The data below is to be returned in full and exactly.

Collected data entries
========
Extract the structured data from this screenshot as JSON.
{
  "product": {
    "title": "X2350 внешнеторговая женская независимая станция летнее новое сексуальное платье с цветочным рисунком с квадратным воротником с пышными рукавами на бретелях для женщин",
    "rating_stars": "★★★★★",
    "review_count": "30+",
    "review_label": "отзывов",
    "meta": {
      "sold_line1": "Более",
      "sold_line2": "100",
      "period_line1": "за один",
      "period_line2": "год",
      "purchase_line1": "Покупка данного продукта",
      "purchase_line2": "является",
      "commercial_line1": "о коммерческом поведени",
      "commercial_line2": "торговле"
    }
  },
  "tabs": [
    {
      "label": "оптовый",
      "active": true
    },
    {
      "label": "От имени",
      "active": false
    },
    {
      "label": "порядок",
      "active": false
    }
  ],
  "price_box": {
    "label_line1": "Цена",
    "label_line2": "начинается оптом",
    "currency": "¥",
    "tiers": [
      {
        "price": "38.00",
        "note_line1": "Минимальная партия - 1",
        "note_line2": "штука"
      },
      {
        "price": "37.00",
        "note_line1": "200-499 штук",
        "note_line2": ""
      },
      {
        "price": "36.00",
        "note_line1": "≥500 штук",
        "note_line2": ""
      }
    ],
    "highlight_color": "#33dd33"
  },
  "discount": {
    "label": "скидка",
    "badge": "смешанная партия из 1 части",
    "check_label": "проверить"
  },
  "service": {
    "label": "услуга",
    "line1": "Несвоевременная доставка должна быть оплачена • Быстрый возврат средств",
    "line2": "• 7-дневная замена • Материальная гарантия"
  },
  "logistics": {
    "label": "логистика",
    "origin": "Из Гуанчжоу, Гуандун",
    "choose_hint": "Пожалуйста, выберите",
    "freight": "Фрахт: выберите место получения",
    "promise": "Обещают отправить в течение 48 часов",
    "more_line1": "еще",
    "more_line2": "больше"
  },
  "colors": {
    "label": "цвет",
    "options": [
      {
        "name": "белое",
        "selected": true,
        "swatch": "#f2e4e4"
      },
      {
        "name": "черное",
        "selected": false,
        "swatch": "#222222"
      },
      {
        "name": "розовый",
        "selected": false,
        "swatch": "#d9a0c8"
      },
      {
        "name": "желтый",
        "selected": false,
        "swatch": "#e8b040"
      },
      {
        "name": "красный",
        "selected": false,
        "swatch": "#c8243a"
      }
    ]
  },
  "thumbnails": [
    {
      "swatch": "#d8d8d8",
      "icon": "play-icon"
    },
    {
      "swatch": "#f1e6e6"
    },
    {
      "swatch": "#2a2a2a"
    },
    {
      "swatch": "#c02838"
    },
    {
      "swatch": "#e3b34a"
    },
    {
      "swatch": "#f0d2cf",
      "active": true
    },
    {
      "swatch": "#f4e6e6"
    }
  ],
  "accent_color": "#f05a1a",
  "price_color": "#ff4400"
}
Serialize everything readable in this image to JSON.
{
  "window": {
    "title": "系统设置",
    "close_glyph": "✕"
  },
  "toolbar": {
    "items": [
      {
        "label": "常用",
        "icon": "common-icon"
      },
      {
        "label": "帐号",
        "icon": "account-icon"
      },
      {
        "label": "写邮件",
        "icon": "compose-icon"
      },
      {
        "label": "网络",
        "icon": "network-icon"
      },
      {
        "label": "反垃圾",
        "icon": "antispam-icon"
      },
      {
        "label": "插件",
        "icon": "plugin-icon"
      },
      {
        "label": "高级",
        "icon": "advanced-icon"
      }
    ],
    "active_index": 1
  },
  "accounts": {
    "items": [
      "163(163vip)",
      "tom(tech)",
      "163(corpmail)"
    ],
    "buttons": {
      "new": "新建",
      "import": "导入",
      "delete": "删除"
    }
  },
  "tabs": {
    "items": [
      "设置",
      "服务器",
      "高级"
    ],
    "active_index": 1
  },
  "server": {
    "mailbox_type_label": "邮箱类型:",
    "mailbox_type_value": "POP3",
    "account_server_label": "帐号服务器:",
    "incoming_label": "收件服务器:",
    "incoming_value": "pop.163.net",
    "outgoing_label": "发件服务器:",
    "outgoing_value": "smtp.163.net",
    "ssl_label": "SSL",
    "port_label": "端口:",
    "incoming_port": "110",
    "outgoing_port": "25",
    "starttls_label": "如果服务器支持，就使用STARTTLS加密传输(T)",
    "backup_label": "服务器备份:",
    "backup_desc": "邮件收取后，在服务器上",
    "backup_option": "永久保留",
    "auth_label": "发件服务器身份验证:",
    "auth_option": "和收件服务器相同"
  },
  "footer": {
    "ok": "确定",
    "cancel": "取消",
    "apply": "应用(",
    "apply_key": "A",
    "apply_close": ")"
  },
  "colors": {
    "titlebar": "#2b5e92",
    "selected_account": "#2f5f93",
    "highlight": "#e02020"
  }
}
========
- _Solution to this problem_:
Extract the structured data from this screenshot as JSON.
{
  "product": {
    "title": "X2350 внешнеторговая женская независимая станция летнее новое сексуальное платье с цветочным рисунком с квадратным воротником с пышными рукавами на бретелях для женщин",
    "rating_stars": "★★★★★",
    "review_count": "30+",
    "review_label": "отзывов",
    "meta": {
      "sold_line1": "Более",
      "sold_line2": "100",
      "period_line1": "за один",
      "period_line2": "год",
      "purchase_line1": "Покупка данного продукта",
      "purchase_line2": "является",
      "commercial_line1": "о коммерческом поведени",
      "commercial_line2": "торговле"
    }
  },
  "tabs": [
    {
      "label": "оптовый",
      "active": true
    },
    {
      "label": "От имени",
      "active": false
    },
    {
      "label": "порядок",
      "active": false
    }
  ],
  "price_box": {
    "label_line1": "Цена",
    "label_line2": "начинается оптом",
    "currency": "¥",
    "tiers": [
      {
        "price": "38.00",
        "note_line1": "Минимальная партия - 1",
        "note_line2": "штука"
      },
      {
        "price": "37.00",
        "note_line1": "200-499 штук",
        "note_line2": ""
      },
      {
        "price": "36.00",
        "note_line1": "≥500 штук",
        "note_line2": ""
      }
    ],
    "highlight_color": "#33dd33"
  },
  "discount": {
    "label": "скидка",
    "badge": "смешанная партия из 1 части",
    "check_label": "проверить"
  },
  "service": {
    "label": "услуга",
    "line1": "Несвоевременная доставка должна быть оплачена • Быстрый возврат средств",
    "line2": "• 7-дневная замена • Материальная гарантия"
  },
  "logistics": {
    "label": "логистика",
    "origin": "Из Гуанчжоу, Гуандун",
    "choose_hint": "Пожалуйста, выберите",
    "freight": "Фрахт: выберите место получения",
    "promise": "Обещают отправить в течение 48 часов",
    "more_line1": "еще",
    "more_line2": "больше"
  },
  "colors": {
    "label": "цвет",
    "options": [
      {
        "name": "белое",
        "selected": true,
        "swatch": "#f2e4e4"
      },
      {
        "name": "черное",
        "selected": false,
        "swatch": "#222222"
      },
      {
        "name": "розовый",
        "selected": false,
        "swatch": "#d9a0c8"
      },
      {
        "name": "желтый",
        "selected": false,
        "swatch": "#e8b040"
      },
      {
        "name": "красный",
        "selected": false,
        "swatch": "#c8243a"
      }
    ]
  },
  "thumbnails": [
    {
      "swatch": "#d8d8d8",
      "icon": "play-icon"
    },
    {
      "swatch": "#f1e6e6"
    },
    {
      "swatch": "#2a2a2a"
    },
    {
      "swatch": "#c02838"
    },
    {
      "swatch": "#e3b34a"
    },
    {
      "swatch": "#f0d2cf",
      "active": true
    },
    {
      "swatch": "#f4e6e6"
    }
  ],
  "accent_color": "#f05a1a",
  "price_color": "#ff4400"
}
Serialize everything readable in this image to JSON.
{
  "window": {
    "title": "系统设置",
    "close_glyph": "✕"
  },
  "toolbar": {
    "items": [
      {
        "label": "常用",
        "icon": "common-icon"
      },
      {
        "label": "帐号",
        "icon": "account-icon"
      },
      {
        "label": "写邮件",
        "icon": "compose-icon"
      },
      {
        "label": "网络",
        "icon": "network-icon"
      },
      {
        "label": "反垃圾",
        "icon": "antispam-icon"
      },
      {
        "label": "插件",
        "icon": "plugin-icon"
      },
      {
        "label": "高级",
        "icon": "advanced-icon"
      }
    ],
    "active_index": 1
  },
  "accounts": {
    "items": [
      "163(163vip)",
      "tom(tech)",
      "163(corpmail)"
    ],
    "buttons": {
      "new": "新建",
      "import": "导入",
      "delete": "删除"
    }
  },
  "tabs": {
    "items": [
      "设置",
      "服务器",
      "高级"
    ],
    "active_index": 1
  },
  "server": {
    "mailbox_type_label": "邮箱类型:",
    "mailbox_type_value": "POP3",
    "account_server_label": "帐号服务器:",
    "incoming_label": "收件服务器:",
    "incoming_value": "pop.163.net",
    "outgoing_label": "发件服务器:",
    "outgoing_value": "smtp.163.net",
    "ssl_label": "SSL",
    "port_label": "端口:",
    "incoming_port": "110",
    "outgoing_port": "25",
    "starttls_label": "如果服务器支持，就使用STARTTLS加密传输(T)",
    "backup_label": "服务器备份:",
    "backup_desc": "邮件收取后，在服务器上",
    "backup_option": "永久保留",
    "auth_label": "发件服务器身份验证:",
    "auth_option": "和收件服务器相同"
  },
  "footer": {
    "ok": "确定",
    "cancel": "取消",
    "apply": "应用(",
    "apply_key": "A",
    "apply_close": ")"
  },
  "colors": {
    "titlebar": "#2b5e92",
    "selected_account": "#2f5f93",
    "highlight": "#e02020"
  }
}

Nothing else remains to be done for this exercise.